◆ TASK INSTRUCTIONS
Copy every line of all the records below without any change, leaving the pictures out of your answer.

>> Start

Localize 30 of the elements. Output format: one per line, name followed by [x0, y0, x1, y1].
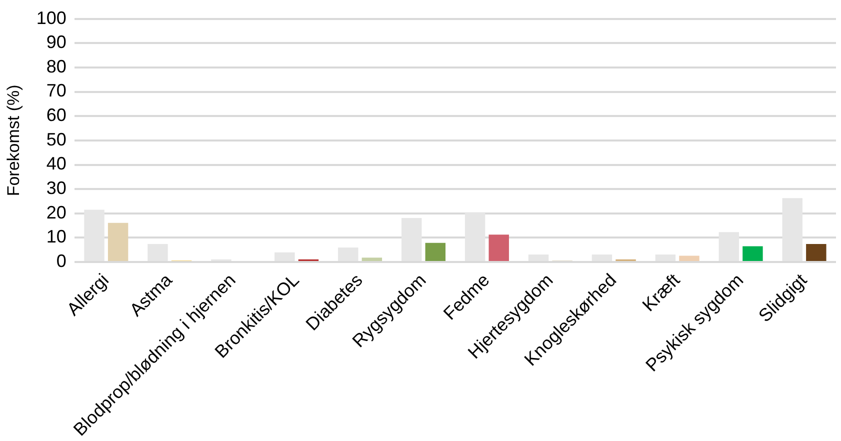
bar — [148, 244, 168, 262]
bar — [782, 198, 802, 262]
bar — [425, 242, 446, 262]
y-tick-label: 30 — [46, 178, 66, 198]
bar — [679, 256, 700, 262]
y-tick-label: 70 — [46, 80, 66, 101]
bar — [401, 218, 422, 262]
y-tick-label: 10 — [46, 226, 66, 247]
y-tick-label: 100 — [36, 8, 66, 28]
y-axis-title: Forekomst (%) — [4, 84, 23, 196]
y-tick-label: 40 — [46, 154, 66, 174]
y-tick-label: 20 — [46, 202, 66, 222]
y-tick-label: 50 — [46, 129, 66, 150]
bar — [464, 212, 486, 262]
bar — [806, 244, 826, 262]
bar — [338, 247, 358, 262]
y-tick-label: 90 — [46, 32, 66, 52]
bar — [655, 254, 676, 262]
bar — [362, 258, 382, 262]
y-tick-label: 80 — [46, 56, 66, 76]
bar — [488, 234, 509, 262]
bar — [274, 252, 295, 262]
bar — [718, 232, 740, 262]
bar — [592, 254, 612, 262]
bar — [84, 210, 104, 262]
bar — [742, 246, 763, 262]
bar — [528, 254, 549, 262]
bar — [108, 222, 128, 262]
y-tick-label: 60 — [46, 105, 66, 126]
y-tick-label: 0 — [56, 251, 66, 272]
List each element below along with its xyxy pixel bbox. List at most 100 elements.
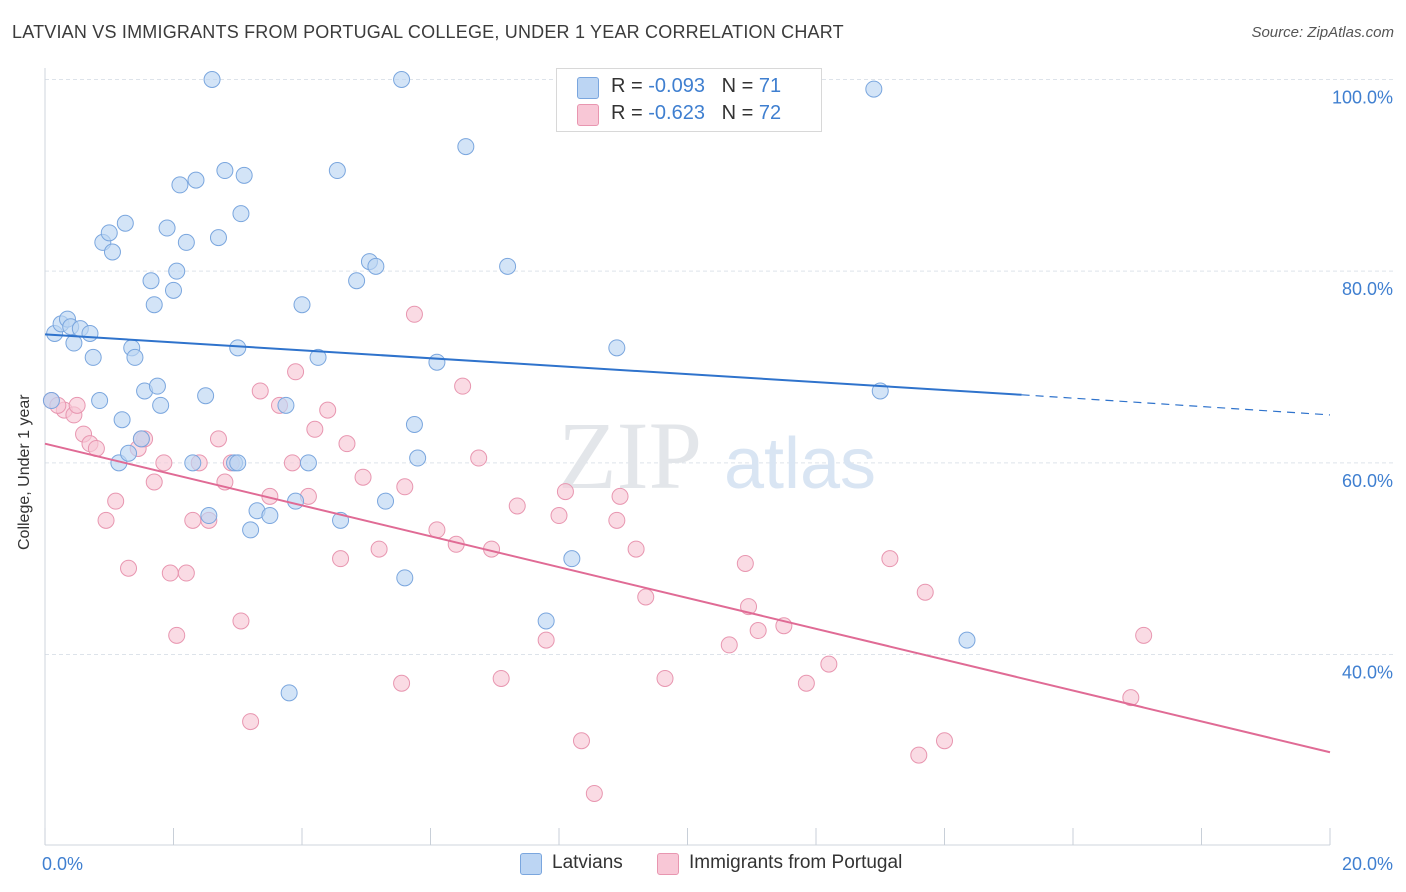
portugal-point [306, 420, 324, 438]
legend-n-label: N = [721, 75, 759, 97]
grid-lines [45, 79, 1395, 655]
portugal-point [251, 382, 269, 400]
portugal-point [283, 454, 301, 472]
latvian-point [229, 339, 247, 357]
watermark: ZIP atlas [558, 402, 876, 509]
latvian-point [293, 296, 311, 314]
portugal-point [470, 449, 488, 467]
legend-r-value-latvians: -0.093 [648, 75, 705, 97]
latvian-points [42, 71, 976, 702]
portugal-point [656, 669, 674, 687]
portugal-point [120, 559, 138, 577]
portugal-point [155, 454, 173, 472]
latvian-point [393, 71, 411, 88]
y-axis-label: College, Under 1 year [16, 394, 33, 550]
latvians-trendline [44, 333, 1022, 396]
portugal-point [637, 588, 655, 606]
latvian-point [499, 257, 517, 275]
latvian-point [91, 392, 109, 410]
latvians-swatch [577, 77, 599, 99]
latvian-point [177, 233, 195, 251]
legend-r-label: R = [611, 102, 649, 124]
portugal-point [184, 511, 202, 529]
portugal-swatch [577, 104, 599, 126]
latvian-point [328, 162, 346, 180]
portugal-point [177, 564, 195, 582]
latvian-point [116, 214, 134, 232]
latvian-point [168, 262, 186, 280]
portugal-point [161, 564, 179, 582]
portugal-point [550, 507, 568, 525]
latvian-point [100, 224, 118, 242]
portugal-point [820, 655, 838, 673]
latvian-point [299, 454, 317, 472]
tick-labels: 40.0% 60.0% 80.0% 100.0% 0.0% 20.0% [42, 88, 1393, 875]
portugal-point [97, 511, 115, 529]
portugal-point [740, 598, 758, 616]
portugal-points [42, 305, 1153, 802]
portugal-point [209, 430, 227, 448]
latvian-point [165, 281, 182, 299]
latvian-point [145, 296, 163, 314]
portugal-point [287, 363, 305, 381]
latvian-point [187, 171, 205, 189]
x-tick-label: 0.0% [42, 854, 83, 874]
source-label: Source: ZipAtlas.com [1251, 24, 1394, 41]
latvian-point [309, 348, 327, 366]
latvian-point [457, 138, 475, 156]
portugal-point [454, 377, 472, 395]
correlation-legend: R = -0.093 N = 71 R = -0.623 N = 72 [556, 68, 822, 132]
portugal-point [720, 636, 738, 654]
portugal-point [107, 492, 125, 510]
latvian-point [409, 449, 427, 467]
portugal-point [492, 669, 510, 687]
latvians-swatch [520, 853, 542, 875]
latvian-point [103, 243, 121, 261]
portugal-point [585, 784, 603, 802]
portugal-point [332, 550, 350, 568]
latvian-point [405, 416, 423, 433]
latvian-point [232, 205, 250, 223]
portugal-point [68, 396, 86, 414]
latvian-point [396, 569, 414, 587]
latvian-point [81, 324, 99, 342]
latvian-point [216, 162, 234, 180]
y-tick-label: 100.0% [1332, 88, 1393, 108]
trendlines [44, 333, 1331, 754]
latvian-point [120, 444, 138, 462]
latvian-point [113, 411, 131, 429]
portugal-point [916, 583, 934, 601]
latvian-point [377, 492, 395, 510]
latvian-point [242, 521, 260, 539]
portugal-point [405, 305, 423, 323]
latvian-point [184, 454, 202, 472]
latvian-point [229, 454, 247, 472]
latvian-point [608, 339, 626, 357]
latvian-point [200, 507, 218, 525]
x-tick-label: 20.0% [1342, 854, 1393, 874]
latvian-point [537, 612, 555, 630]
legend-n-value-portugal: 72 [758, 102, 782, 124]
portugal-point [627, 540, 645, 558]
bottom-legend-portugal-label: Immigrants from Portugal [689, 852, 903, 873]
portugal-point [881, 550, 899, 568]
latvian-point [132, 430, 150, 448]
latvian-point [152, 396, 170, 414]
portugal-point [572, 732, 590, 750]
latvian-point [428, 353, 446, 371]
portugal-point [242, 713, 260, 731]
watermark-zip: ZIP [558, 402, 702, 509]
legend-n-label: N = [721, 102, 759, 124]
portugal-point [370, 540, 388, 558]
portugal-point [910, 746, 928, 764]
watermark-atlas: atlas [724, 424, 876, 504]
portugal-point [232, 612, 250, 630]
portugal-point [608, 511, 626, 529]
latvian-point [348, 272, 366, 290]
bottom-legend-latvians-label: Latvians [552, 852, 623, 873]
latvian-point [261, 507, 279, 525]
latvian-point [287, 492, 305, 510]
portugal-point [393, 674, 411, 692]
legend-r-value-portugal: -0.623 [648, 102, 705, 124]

>> End

◆ RESPONSE
Localize 30 of the elements. Output format: one per line, name followed by [x0, y0, x1, y1].
bar — [148, 244, 168, 262]
bar — [782, 198, 802, 262]
bar — [425, 242, 446, 262]
y-tick-label: 30 — [46, 178, 66, 198]
bar — [679, 256, 700, 262]
y-tick-label: 70 — [46, 80, 66, 101]
bar — [401, 218, 422, 262]
y-tick-label: 10 — [46, 226, 66, 247]
y-tick-label: 100 — [36, 8, 66, 28]
y-axis-title: Forekomst (%) — [4, 84, 23, 196]
y-tick-label: 40 — [46, 154, 66, 174]
y-tick-label: 20 — [46, 202, 66, 222]
y-tick-label: 50 — [46, 129, 66, 150]
bar — [464, 212, 486, 262]
bar — [806, 244, 826, 262]
bar — [338, 247, 358, 262]
y-tick-label: 90 — [46, 32, 66, 52]
bar — [655, 254, 676, 262]
bar — [362, 258, 382, 262]
y-tick-label: 80 — [46, 56, 66, 76]
bar — [488, 234, 509, 262]
bar — [274, 252, 295, 262]
bar — [718, 232, 740, 262]
bar — [592, 254, 612, 262]
bar — [84, 210, 104, 262]
bar — [742, 246, 763, 262]
bar — [528, 254, 549, 262]
bar — [108, 222, 128, 262]
y-tick-label: 60 — [46, 105, 66, 126]
y-tick-label: 0 — [56, 251, 66, 272]
List each element below along with its xyxy pixel bbox. List at most 100 elements.
portugal-point [306, 420, 324, 438]
legend-n-label: N = [721, 75, 759, 97]
grid-lines [45, 79, 1395, 655]
portugal-point [251, 382, 269, 400]
portugal-point [283, 454, 301, 472]
latvian-point [229, 339, 247, 357]
watermark: ZIP atlas [558, 402, 876, 509]
latvian-point [293, 296, 311, 314]
portugal-point [470, 449, 488, 467]
legend-r-value-latvians: -0.093 [648, 75, 705, 97]
latvian-points [42, 71, 976, 702]
portugal-point [656, 669, 674, 687]
portugal-point [120, 559, 138, 577]
portugal-point [155, 454, 173, 472]
latvian-point [393, 71, 411, 88]
y-axis-label: College, Under 1 year [16, 394, 33, 550]
latvians-trendline [44, 333, 1022, 396]
portugal-point [637, 588, 655, 606]
latvian-point [499, 257, 517, 275]
latvian-point [91, 392, 109, 410]
latvians-swatch [577, 77, 599, 99]
latvian-point [177, 233, 195, 251]
legend-r-label: R = [611, 102, 649, 124]
portugal-point [184, 511, 202, 529]
portugal-swatch [577, 104, 599, 126]
latvian-point [328, 162, 346, 180]
portugal-point [177, 564, 195, 582]
latvian-point [116, 214, 134, 232]
latvian-point [168, 262, 186, 280]
portugal-point [161, 564, 179, 582]
portugal-point [550, 507, 568, 525]
latvian-point [100, 224, 118, 242]
portugal-point [820, 655, 838, 673]
latvian-point [299, 454, 317, 472]
tick-labels: 40.0% 60.0% 80.0% 100.0% 0.0% 20.0% [42, 88, 1393, 875]
portugal-point [97, 511, 115, 529]
portugal-point [740, 598, 758, 616]
portugal-points [42, 305, 1153, 802]
portugal-point [209, 430, 227, 448]
latvian-point [165, 281, 182, 299]
latvian-point [145, 296, 163, 314]
portugal-point [287, 363, 305, 381]
latvian-point [187, 171, 205, 189]
x-tick-label: 0.0% [42, 854, 83, 874]
source-label: Source: ZipAtlas.com [1251, 24, 1394, 41]
latvian-point [309, 348, 327, 366]
latvian-point [457, 138, 475, 156]
portugal-point [454, 377, 472, 395]
correlation-legend: R = -0.093 N = 71 R = -0.623 N = 72 [556, 68, 822, 132]
portugal-point [720, 636, 738, 654]
portugal-point [107, 492, 125, 510]
latvian-point [409, 449, 427, 467]
portugal-point [492, 669, 510, 687]
latvians-swatch [520, 853, 542, 875]
latvian-point [103, 243, 121, 261]
portugal-point [585, 784, 603, 802]
portugal-point [332, 550, 350, 568]
latvian-point [405, 416, 423, 433]
latvian-point [232, 205, 250, 223]
portugal-point [68, 396, 86, 414]
latvian-point [396, 569, 414, 587]
latvian-point [81, 324, 99, 342]
latvian-point [216, 162, 234, 180]
y-tick-label: 100.0% [1332, 88, 1393, 108]
trendlines [44, 333, 1331, 754]
latvian-point [120, 444, 138, 462]
latvian-point [113, 411, 131, 429]
portugal-point [916, 583, 934, 601]
latvian-point [377, 492, 395, 510]
latvian-point [242, 521, 260, 539]
portugal-point [405, 305, 423, 323]
latvian-point [184, 454, 202, 472]
latvian-point [229, 454, 247, 472]
latvian-point [608, 339, 626, 357]
latvian-point [200, 507, 218, 525]
x-tick-label: 20.0% [1342, 854, 1393, 874]
latvian-point [537, 612, 555, 630]
legend-n-value-portugal: 72 [758, 102, 782, 124]
portugal-point [627, 540, 645, 558]
bottom-legend-portugal-label: Immigrants from Portugal [689, 852, 903, 873]
portugal-point [881, 550, 899, 568]
latvian-point [132, 430, 150, 448]
latvian-point [152, 396, 170, 414]
portugal-point [572, 732, 590, 750]
latvian-point [428, 353, 446, 371]
portugal-point [242, 713, 260, 731]
watermark-zip: ZIP [558, 402, 702, 509]
legend-n-label: N = [721, 102, 759, 124]
portugal-point [370, 540, 388, 558]
portugal-point [910, 746, 928, 764]
watermark-atlas: atlas [724, 424, 876, 504]
portugal-point [232, 612, 250, 630]
portugal-point [608, 511, 626, 529]
latvian-point [348, 272, 366, 290]
bottom-legend-latvians-label: Latvians [552, 852, 623, 873]
latvian-point [261, 507, 279, 525]
latvian-point [287, 492, 305, 510]
portugal-point [393, 674, 411, 692]
legend-r-value-portugal: -0.623 [648, 102, 705, 124]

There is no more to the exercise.